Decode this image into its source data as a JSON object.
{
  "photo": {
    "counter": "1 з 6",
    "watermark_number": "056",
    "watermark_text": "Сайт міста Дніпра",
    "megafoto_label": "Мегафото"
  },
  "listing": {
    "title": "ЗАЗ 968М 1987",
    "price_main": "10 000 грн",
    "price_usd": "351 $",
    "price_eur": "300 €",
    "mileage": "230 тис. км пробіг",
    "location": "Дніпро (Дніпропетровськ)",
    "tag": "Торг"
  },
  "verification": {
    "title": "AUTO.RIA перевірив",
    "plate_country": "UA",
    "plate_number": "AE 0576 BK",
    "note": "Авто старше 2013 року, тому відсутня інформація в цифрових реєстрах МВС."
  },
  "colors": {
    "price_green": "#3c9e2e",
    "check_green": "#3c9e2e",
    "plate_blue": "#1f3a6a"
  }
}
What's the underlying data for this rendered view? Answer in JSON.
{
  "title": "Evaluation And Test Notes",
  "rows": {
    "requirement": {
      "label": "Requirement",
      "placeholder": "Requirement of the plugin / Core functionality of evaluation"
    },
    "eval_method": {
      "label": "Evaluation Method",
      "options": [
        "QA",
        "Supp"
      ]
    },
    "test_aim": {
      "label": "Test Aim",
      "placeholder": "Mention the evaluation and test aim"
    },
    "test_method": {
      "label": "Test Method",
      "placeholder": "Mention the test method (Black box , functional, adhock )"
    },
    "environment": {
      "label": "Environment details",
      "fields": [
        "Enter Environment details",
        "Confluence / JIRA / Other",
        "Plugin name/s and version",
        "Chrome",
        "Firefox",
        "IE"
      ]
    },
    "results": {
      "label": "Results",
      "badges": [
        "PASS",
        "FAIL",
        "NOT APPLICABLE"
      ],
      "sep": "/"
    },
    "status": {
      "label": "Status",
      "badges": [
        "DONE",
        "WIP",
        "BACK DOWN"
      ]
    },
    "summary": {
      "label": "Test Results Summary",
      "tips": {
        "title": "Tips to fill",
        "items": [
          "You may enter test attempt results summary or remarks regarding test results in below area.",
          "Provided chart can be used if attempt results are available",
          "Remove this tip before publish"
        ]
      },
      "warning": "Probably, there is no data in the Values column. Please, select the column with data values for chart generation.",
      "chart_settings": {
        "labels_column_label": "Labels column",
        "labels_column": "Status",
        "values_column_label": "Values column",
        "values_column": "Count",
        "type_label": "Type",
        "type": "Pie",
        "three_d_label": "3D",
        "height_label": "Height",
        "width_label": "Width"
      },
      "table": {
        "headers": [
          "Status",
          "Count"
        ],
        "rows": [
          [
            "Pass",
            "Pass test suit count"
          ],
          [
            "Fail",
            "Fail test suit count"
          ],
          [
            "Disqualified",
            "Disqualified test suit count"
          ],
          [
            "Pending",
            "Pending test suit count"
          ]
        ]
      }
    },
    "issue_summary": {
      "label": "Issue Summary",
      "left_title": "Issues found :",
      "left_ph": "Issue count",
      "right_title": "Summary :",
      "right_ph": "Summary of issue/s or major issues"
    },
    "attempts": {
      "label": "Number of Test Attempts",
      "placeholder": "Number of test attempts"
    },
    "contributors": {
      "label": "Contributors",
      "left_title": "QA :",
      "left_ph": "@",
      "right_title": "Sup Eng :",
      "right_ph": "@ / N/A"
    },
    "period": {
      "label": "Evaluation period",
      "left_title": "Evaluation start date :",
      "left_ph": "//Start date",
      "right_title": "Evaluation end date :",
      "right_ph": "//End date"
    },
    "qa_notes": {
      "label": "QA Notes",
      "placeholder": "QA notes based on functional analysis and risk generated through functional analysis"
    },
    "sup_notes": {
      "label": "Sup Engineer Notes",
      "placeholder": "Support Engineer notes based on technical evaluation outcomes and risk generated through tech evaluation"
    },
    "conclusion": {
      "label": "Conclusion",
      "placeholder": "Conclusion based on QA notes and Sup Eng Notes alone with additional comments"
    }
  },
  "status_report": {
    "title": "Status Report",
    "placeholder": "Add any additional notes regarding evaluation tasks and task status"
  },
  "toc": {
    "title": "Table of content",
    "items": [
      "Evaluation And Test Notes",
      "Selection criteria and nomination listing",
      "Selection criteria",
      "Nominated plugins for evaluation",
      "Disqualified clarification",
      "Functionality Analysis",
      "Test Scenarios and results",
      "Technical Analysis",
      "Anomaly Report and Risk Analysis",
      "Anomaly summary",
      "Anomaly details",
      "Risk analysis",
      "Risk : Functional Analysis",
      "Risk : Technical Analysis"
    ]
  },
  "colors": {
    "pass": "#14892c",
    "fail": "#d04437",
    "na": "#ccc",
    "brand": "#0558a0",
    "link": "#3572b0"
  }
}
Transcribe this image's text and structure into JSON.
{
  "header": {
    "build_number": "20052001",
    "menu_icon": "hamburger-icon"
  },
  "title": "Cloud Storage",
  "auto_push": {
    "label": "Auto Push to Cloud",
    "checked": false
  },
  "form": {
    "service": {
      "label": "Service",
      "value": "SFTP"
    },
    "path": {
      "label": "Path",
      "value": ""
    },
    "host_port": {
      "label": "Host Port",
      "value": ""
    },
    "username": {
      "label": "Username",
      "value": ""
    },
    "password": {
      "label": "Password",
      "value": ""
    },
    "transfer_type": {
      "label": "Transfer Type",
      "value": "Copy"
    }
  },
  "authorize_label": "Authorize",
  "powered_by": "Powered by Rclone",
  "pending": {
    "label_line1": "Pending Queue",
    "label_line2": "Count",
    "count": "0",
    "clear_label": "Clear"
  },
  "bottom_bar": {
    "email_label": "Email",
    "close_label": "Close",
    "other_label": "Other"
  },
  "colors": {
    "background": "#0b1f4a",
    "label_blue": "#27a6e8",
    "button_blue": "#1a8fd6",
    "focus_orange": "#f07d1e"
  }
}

+ + + + + + +

The request: Copy out all lines above that include the string "this".

Right answer:
Decode this image into its source data as a JSON object.
What's the underlying data for this rendered view? Answer in JSON.
          "Remove this tip before publish"
Transcribe this image's text and structure into JSON.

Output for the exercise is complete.